- STATED TASK
Print out every line, exactly as written.

- RAW RECORDS
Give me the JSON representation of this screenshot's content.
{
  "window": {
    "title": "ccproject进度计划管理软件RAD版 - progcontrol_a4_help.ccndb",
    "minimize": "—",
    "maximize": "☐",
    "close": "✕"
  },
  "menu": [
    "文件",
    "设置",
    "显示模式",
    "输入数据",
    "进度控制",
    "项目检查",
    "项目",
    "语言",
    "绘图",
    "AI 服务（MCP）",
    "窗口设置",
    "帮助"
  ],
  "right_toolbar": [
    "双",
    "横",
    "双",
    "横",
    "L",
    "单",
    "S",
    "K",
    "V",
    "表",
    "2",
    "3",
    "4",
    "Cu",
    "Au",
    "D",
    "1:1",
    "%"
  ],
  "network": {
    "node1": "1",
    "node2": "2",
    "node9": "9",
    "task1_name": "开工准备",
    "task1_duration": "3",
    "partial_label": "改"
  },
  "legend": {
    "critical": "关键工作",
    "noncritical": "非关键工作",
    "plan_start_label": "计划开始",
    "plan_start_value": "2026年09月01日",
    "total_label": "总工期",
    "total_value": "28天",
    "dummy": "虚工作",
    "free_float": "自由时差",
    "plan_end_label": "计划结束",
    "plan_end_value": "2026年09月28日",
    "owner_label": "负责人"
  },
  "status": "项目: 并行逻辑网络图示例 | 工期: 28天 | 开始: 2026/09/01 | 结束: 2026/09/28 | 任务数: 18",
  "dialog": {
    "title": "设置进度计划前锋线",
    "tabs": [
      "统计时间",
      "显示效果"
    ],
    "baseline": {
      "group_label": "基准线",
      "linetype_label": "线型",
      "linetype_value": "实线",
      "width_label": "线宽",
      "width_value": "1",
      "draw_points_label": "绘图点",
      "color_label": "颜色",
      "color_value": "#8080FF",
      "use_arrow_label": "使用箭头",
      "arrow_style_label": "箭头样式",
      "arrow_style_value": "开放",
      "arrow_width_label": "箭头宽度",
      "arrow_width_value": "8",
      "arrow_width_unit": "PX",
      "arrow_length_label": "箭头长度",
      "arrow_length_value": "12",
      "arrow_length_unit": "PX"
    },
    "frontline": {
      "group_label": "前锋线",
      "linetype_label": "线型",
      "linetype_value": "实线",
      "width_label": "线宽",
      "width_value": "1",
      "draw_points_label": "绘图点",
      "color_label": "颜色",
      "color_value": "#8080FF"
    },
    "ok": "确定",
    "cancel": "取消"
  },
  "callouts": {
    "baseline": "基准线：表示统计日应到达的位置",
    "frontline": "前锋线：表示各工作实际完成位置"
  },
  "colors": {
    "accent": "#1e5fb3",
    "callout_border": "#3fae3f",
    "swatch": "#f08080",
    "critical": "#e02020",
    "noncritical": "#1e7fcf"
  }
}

- RESULT
Give me the JSON representation of this screenshot's content.
{
  "window": {
    "title": "ccproject进度计划管理软件RAD版 - progcontrol_a4_help.ccndb",
    "minimize": "—",
    "maximize": "☐",
    "close": "✕"
  },
  "menu": [
    "文件",
    "设置",
    "显示模式",
    "输入数据",
    "进度控制",
    "项目检查",
    "项目",
    "语言",
    "绘图",
    "AI 服务（MCP）",
    "窗口设置",
    "帮助"
  ],
  "right_toolbar": [
    "双",
    "横",
    "双",
    "横",
    "L",
    "单",
    "S",
    "K",
    "V",
    "表",
    "2",
    "3",
    "4",
    "Cu",
    "Au",
    "D",
    "1:1",
    "%"
  ],
  "network": {
    "node1": "1",
    "node2": "2",
    "node9": "9",
    "task1_name": "开工准备",
    "task1_duration": "3",
    "partial_label": "改"
  },
  "legend": {
    "critical": "关键工作",
    "noncritical": "非关键工作",
    "plan_start_label": "计划开始",
    "plan_start_value": "2026年09月01日",
    "total_label": "总工期",
    "total_value": "28天",
    "dummy": "虚工作",
    "free_float": "自由时差",
    "plan_end_label": "计划结束",
    "plan_end_value": "2026年09月28日",
    "owner_label": "负责人"
  },
  "status": "项目: 并行逻辑网络图示例 | 工期: 28天 | 开始: 2026/09/01 | 结束: 2026/09/28 | 任务数: 18",
  "dialog": {
    "title": "设置进度计划前锋线",
    "tabs": [
      "统计时间",
      "显示效果"
    ],
    "baseline": {
      "group_label": "基准线",
      "linetype_label": "线型",
      "linetype_value": "实线",
      "width_label": "线宽",
      "width_value": "1",
      "draw_points_label": "绘图点",
      "color_label": "颜色",
      "color_value": "#8080FF",
      "use_arrow_label": "使用箭头",
      "arrow_style_label": "箭头样式",
      "arrow_style_value": "开放",
      "arrow_width_label": "箭头宽度",
      "arrow_width_value": "8",
      "arrow_width_unit": "PX",
      "arrow_length_label": "箭头长度",
      "arrow_length_value": "12",
      "arrow_length_unit": "PX"
    },
    "frontline": {
      "group_label": "前锋线",
      "linetype_label": "线型",
      "linetype_value": "实线",
      "width_label": "线宽",
      "width_value": "1",
      "draw_points_label": "绘图点",
      "color_label": "颜色",
      "color_value": "#8080FF"
    },
    "ok": "确定",
    "cancel": "取消"
  },
  "callouts": {
    "baseline": "基准线：表示统计日应到达的位置",
    "frontline": "前锋线：表示各工作实际完成位置"
  },
  "colors": {
    "accent": "#1e5fb3",
    "callout_border": "#3fae3f",
    "swatch": "#f08080",
    "critical": "#e02020",
    "noncritical": "#1e7fcf"
  }
}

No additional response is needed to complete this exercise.